What is being asked: Copy every line of the records below where the word "ylabel" occurs.

[Collection entries]
= = = = = = =

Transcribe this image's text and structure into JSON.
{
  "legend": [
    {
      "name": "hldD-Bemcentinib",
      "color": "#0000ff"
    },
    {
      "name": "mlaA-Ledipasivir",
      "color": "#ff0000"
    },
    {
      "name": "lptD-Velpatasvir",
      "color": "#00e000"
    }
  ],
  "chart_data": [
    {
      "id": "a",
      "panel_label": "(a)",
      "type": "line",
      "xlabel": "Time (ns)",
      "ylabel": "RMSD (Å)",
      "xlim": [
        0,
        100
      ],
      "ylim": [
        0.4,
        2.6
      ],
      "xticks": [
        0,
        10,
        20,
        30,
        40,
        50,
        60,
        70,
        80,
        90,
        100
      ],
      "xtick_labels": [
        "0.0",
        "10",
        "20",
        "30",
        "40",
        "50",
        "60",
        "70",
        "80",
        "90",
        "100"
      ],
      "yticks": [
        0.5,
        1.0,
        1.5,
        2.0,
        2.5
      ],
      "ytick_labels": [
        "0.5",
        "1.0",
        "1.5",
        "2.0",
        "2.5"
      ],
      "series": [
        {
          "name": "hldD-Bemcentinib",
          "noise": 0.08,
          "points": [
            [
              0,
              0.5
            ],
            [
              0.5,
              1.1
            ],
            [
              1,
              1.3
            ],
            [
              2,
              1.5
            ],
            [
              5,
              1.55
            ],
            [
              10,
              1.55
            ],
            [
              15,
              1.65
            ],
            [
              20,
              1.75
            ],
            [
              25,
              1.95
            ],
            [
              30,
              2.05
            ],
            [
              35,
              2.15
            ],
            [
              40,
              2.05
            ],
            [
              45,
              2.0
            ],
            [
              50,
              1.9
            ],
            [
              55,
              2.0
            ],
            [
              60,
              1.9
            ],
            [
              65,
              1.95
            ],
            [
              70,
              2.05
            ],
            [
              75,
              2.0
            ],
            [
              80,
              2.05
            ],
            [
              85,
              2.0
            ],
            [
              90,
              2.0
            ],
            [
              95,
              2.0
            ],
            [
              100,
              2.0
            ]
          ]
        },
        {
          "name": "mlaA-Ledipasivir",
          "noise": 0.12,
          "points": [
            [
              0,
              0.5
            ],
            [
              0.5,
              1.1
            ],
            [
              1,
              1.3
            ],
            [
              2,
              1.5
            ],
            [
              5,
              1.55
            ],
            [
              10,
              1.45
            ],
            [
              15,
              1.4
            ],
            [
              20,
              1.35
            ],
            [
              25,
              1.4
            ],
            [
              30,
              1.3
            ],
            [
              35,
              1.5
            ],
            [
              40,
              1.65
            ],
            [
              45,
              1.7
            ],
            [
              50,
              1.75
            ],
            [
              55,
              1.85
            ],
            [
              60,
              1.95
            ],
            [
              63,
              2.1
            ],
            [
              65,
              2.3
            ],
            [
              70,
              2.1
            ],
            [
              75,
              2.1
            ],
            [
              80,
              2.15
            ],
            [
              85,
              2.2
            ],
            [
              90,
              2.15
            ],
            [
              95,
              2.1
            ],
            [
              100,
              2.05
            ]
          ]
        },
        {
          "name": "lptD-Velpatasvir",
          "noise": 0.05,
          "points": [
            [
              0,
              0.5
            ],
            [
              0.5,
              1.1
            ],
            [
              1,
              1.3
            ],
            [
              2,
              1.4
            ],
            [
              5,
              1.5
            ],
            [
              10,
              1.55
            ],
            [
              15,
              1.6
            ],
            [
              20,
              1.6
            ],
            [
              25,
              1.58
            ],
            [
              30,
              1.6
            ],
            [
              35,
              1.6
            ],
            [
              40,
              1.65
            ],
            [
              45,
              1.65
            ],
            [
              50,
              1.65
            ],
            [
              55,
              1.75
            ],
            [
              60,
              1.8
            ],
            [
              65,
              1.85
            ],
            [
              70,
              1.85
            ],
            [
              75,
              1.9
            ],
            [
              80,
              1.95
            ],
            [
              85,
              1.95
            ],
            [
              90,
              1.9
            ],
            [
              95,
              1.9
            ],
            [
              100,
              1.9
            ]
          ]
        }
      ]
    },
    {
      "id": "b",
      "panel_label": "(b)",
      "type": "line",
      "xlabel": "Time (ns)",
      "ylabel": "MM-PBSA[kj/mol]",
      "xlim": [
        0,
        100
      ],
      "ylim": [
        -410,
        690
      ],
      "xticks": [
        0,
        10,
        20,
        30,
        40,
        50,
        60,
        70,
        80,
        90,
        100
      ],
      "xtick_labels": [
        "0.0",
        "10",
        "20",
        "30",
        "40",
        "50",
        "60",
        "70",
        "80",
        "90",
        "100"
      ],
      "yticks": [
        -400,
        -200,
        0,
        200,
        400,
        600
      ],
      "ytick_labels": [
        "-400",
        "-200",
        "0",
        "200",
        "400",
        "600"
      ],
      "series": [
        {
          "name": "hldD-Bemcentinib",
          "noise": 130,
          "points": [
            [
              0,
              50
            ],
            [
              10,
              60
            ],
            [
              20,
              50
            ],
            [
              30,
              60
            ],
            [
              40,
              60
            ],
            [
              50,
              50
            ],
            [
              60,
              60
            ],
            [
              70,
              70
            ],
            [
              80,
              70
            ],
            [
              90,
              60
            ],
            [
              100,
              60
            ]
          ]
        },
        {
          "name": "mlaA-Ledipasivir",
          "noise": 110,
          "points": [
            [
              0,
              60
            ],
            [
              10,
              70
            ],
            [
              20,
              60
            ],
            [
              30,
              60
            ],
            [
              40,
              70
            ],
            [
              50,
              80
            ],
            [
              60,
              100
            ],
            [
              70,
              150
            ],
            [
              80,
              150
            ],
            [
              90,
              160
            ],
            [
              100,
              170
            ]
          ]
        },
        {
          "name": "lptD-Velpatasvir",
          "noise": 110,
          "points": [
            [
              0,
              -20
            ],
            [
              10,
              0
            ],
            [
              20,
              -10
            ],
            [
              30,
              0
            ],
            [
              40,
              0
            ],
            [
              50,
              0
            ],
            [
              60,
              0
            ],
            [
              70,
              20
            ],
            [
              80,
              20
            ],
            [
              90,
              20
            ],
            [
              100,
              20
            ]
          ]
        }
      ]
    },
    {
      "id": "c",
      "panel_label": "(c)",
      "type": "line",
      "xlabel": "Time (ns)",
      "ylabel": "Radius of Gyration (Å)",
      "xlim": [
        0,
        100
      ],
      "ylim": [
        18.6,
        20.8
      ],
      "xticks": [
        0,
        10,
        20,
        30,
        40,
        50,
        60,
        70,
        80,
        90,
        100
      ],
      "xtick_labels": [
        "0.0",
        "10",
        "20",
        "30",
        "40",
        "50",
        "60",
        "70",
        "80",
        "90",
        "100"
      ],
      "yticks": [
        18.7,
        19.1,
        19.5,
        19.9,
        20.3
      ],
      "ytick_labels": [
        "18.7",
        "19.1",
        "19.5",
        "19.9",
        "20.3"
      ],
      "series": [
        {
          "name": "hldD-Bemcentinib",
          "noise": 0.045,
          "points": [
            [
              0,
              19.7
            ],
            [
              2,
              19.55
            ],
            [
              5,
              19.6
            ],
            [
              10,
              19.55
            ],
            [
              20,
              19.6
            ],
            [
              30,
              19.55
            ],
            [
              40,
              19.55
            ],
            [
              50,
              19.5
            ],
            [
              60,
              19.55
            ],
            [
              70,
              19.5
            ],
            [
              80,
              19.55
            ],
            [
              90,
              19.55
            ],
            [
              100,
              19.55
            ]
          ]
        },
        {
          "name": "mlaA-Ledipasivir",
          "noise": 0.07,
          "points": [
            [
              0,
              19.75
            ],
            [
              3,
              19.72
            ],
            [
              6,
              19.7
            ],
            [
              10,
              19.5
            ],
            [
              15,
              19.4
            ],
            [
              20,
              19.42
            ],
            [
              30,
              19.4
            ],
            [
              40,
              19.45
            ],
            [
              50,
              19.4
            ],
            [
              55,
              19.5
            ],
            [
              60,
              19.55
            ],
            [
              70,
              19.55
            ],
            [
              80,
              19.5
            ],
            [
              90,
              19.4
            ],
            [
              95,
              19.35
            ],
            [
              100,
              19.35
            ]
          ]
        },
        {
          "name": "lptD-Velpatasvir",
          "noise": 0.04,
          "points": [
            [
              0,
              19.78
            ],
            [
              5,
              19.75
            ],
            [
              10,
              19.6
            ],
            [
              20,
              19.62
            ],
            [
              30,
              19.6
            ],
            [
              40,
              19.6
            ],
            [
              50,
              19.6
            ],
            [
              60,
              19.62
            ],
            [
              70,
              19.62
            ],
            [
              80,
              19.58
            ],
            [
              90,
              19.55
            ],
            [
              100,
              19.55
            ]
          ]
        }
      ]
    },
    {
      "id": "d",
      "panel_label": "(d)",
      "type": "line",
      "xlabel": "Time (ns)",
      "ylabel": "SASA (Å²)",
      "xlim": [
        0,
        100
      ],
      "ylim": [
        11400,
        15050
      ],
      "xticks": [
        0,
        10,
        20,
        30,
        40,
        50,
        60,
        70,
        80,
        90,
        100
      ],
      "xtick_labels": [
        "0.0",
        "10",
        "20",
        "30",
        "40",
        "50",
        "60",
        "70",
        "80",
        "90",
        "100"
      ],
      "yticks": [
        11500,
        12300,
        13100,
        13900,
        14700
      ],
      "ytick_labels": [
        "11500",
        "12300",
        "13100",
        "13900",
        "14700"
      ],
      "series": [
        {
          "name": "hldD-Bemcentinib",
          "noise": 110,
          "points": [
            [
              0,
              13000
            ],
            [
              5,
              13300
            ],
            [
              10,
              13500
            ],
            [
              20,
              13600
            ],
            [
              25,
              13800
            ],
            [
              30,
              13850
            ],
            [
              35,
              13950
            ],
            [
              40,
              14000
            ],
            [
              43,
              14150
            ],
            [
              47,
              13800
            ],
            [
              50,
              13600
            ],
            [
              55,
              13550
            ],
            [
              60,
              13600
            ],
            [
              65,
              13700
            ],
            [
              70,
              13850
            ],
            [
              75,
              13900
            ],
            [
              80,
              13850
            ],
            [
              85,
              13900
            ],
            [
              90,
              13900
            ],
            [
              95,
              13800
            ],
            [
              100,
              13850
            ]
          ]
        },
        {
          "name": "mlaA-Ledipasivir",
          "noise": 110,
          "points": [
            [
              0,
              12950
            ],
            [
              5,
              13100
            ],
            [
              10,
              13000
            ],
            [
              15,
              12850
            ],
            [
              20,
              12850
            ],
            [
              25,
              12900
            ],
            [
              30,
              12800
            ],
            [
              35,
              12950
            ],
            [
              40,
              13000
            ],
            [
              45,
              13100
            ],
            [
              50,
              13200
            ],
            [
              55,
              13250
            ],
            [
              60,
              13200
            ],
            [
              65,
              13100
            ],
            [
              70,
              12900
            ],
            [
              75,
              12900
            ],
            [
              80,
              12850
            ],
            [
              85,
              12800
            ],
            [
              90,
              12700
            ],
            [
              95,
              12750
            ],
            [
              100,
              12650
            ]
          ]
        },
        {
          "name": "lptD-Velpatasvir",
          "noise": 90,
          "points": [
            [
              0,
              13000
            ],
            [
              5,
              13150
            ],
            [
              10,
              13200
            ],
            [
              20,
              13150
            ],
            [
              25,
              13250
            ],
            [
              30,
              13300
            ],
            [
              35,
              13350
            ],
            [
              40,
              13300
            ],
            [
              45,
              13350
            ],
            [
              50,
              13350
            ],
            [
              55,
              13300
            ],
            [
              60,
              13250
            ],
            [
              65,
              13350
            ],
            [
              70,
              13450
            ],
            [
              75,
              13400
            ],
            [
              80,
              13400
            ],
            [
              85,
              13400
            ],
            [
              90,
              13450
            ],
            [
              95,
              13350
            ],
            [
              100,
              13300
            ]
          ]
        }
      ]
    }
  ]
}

= = = = = = =

Response:
      "ylabel": "RMSD (Å)",
      "ylabel": "MM-PBSA[kj/mol]",
      "ylabel": "Radius of Gyration (Å)",
      "ylabel": "SASA (Å²)",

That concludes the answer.